WORK TO BE COMPLETED:
In your copy, repeat the records exactly and leave out the pictures.

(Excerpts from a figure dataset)
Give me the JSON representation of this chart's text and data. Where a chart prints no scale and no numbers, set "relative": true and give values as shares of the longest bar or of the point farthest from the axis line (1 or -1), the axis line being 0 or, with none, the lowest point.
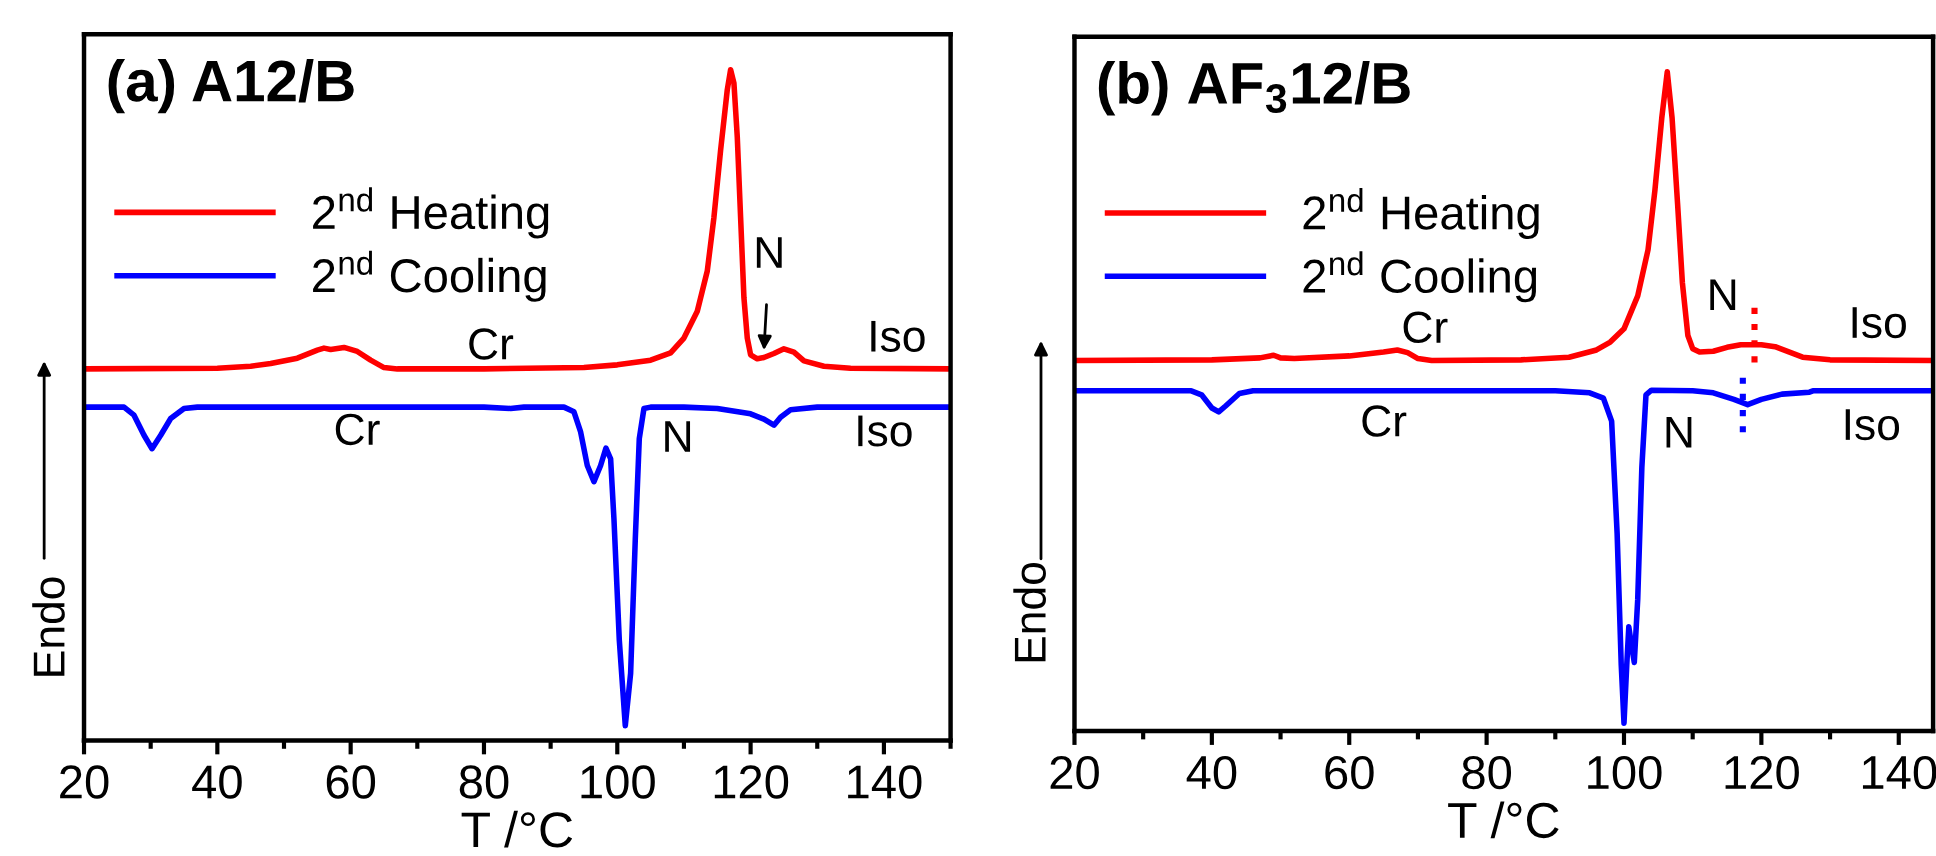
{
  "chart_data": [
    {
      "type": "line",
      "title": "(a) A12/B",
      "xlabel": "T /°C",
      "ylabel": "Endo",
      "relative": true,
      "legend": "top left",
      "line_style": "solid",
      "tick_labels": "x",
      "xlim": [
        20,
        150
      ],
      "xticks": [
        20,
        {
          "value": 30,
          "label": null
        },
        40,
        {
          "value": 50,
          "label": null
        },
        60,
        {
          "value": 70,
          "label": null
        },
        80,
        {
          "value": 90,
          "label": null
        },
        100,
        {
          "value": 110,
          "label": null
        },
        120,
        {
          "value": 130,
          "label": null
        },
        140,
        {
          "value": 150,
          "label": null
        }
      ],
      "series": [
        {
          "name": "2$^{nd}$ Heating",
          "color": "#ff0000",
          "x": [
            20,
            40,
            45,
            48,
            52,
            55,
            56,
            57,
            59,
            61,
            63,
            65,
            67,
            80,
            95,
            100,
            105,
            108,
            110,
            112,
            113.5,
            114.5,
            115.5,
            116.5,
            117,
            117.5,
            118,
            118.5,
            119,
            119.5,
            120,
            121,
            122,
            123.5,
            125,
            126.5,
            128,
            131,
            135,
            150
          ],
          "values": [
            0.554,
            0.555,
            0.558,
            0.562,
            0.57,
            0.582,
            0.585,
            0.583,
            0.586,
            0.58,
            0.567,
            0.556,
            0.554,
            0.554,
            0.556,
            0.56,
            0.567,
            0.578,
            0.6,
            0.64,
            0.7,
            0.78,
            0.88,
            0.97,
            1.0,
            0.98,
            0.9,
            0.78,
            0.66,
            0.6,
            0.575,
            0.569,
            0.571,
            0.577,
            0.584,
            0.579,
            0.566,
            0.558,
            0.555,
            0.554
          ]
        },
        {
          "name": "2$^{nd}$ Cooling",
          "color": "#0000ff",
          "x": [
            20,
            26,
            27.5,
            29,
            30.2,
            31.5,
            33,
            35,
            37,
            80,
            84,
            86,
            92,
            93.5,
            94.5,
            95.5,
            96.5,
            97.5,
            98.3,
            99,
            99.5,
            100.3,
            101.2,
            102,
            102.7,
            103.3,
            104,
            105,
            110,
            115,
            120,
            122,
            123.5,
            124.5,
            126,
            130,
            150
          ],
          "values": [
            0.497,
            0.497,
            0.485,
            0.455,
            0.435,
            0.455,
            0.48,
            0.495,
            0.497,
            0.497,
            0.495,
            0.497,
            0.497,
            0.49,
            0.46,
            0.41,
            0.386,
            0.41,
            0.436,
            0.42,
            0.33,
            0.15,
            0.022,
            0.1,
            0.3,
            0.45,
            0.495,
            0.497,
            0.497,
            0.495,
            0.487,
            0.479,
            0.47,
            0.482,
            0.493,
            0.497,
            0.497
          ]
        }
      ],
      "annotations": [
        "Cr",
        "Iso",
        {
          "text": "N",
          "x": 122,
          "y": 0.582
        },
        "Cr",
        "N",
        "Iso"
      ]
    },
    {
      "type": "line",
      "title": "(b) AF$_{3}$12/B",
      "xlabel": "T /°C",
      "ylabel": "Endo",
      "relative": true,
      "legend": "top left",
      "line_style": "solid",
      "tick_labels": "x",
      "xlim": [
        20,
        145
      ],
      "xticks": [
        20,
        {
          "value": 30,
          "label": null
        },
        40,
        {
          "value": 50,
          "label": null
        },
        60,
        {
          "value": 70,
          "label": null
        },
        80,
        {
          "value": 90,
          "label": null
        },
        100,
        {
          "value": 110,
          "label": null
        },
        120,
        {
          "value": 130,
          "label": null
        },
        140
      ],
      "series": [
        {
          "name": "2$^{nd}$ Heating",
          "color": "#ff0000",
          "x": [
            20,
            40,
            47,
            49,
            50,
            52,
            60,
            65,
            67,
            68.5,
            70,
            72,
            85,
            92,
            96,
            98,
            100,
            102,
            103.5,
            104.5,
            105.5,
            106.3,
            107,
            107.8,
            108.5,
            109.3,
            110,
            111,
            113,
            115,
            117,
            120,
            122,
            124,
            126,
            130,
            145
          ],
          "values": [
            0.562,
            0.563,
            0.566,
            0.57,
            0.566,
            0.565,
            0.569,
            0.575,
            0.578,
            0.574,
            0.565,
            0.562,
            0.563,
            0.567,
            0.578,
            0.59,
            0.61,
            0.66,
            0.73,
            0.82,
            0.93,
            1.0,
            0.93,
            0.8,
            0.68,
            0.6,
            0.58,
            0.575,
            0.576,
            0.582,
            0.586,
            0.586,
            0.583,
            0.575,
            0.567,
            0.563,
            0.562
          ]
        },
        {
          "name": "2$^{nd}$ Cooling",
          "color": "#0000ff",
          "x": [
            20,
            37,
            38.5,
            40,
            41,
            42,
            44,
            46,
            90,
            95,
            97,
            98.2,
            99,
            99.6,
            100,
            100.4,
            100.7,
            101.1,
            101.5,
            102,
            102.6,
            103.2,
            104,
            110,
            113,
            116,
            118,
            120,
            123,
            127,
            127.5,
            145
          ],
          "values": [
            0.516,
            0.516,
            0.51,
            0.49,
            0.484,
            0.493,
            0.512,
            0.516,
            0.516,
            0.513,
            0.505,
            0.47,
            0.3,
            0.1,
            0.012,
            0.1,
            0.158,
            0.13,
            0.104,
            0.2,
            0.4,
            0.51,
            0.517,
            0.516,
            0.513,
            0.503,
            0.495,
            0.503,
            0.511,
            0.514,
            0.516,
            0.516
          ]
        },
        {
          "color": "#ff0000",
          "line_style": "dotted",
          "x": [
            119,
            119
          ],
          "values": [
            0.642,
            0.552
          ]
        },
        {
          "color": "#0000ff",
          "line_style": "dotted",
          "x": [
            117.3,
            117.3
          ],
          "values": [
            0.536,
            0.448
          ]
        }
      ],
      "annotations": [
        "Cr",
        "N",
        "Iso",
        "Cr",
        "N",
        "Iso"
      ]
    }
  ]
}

EXERCISE SOLUTION:
Give me the JSON representation of this chart's text and data. Where a chart prints no scale and no numbers, set "relative": true and give values as shares of the longest bar or of the point farthest from the axis line (1 or -1), the axis line being 0 or, with none, the lowest point.
{
  "chart_data": [
    {
      "type": "line",
      "title": "(a) A12/B",
      "xlabel": "T /°C",
      "ylabel": "Endo",
      "relative": true,
      "legend": "top left",
      "line_style": "solid",
      "tick_labels": "x",
      "xlim": [
        20,
        150
      ],
      "xticks": [
        20,
        {
          "value": 30,
          "label": null
        },
        40,
        {
          "value": 50,
          "label": null
        },
        60,
        {
          "value": 70,
          "label": null
        },
        80,
        {
          "value": 90,
          "label": null
        },
        100,
        {
          "value": 110,
          "label": null
        },
        120,
        {
          "value": 130,
          "label": null
        },
        140,
        {
          "value": 150,
          "label": null
        }
      ],
      "series": [
        {
          "name": "2$^{nd}$ Heating",
          "color": "#ff0000",
          "x": [
            20,
            40,
            45,
            48,
            52,
            55,
            56,
            57,
            59,
            61,
            63,
            65,
            67,
            80,
            95,
            100,
            105,
            108,
            110,
            112,
            113.5,
            114.5,
            115.5,
            116.5,
            117,
            117.5,
            118,
            118.5,
            119,
            119.5,
            120,
            121,
            122,
            123.5,
            125,
            126.5,
            128,
            131,
            135,
            150
          ],
          "values": [
            0.554,
            0.555,
            0.558,
            0.562,
            0.57,
            0.582,
            0.585,
            0.583,
            0.586,
            0.58,
            0.567,
            0.556,
            0.554,
            0.554,
            0.556,
            0.56,
            0.567,
            0.578,
            0.6,
            0.64,
            0.7,
            0.78,
            0.88,
            0.97,
            1.0,
            0.98,
            0.9,
            0.78,
            0.66,
            0.6,
            0.575,
            0.569,
            0.571,
            0.577,
            0.584,
            0.579,
            0.566,
            0.558,
            0.555,
            0.554
          ]
        },
        {
          "name": "2$^{nd}$ Cooling",
          "color": "#0000ff",
          "x": [
            20,
            26,
            27.5,
            29,
            30.2,
            31.5,
            33,
            35,
            37,
            80,
            84,
            86,
            92,
            93.5,
            94.5,
            95.5,
            96.5,
            97.5,
            98.3,
            99,
            99.5,
            100.3,
            101.2,
            102,
            102.7,
            103.3,
            104,
            105,
            110,
            115,
            120,
            122,
            123.5,
            124.5,
            126,
            130,
            150
          ],
          "values": [
            0.497,
            0.497,
            0.485,
            0.455,
            0.435,
            0.455,
            0.48,
            0.495,
            0.497,
            0.497,
            0.495,
            0.497,
            0.497,
            0.49,
            0.46,
            0.41,
            0.386,
            0.41,
            0.436,
            0.42,
            0.33,
            0.15,
            0.022,
            0.1,
            0.3,
            0.45,
            0.495,
            0.497,
            0.497,
            0.495,
            0.487,
            0.479,
            0.47,
            0.482,
            0.493,
            0.497,
            0.497
          ]
        }
      ],
      "annotations": [
        "Cr",
        "Iso",
        {
          "text": "N",
          "x": 122,
          "y": 0.582
        },
        "Cr",
        "N",
        "Iso"
      ]
    },
    {
      "type": "line",
      "title": "(b) AF$_{3}$12/B",
      "xlabel": "T /°C",
      "ylabel": "Endo",
      "relative": true,
      "legend": "top left",
      "line_style": "solid",
      "tick_labels": "x",
      "xlim": [
        20,
        145
      ],
      "xticks": [
        20,
        {
          "value": 30,
          "label": null
        },
        40,
        {
          "value": 50,
          "label": null
        },
        60,
        {
          "value": 70,
          "label": null
        },
        80,
        {
          "value": 90,
          "label": null
        },
        100,
        {
          "value": 110,
          "label": null
        },
        120,
        {
          "value": 130,
          "label": null
        },
        140
      ],
      "series": [
        {
          "name": "2$^{nd}$ Heating",
          "color": "#ff0000",
          "x": [
            20,
            40,
            47,
            49,
            50,
            52,
            60,
            65,
            67,
            68.5,
            70,
            72,
            85,
            92,
            96,
            98,
            100,
            102,
            103.5,
            104.5,
            105.5,
            106.3,
            107,
            107.8,
            108.5,
            109.3,
            110,
            111,
            113,
            115,
            117,
            120,
            122,
            124,
            126,
            130,
            145
          ],
          "values": [
            0.562,
            0.563,
            0.566,
            0.57,
            0.566,
            0.565,
            0.569,
            0.575,
            0.578,
            0.574,
            0.565,
            0.562,
            0.563,
            0.567,
            0.578,
            0.59,
            0.61,
            0.66,
            0.73,
            0.82,
            0.93,
            1.0,
            0.93,
            0.8,
            0.68,
            0.6,
            0.58,
            0.575,
            0.576,
            0.582,
            0.586,
            0.586,
            0.583,
            0.575,
            0.567,
            0.563,
            0.562
          ]
        },
        {
          "name": "2$^{nd}$ Cooling",
          "color": "#0000ff",
          "x": [
            20,
            37,
            38.5,
            40,
            41,
            42,
            44,
            46,
            90,
            95,
            97,
            98.2,
            99,
            99.6,
            100,
            100.4,
            100.7,
            101.1,
            101.5,
            102,
            102.6,
            103.2,
            104,
            110,
            113,
            116,
            118,
            120,
            123,
            127,
            127.5,
            145
          ],
          "values": [
            0.516,
            0.516,
            0.51,
            0.49,
            0.484,
            0.493,
            0.512,
            0.516,
            0.516,
            0.513,
            0.505,
            0.47,
            0.3,
            0.1,
            0.012,
            0.1,
            0.158,
            0.13,
            0.104,
            0.2,
            0.4,
            0.51,
            0.517,
            0.516,
            0.513,
            0.503,
            0.495,
            0.503,
            0.511,
            0.514,
            0.516,
            0.516
          ]
        },
        {
          "color": "#ff0000",
          "line_style": "dotted",
          "x": [
            119,
            119
          ],
          "values": [
            0.642,
            0.552
          ]
        },
        {
          "color": "#0000ff",
          "line_style": "dotted",
          "x": [
            117.3,
            117.3
          ],
          "values": [
            0.536,
            0.448
          ]
        }
      ],
      "annotations": [
        "Cr",
        "N",
        "Iso",
        "Cr",
        "N",
        "Iso"
      ]
    }
  ]
}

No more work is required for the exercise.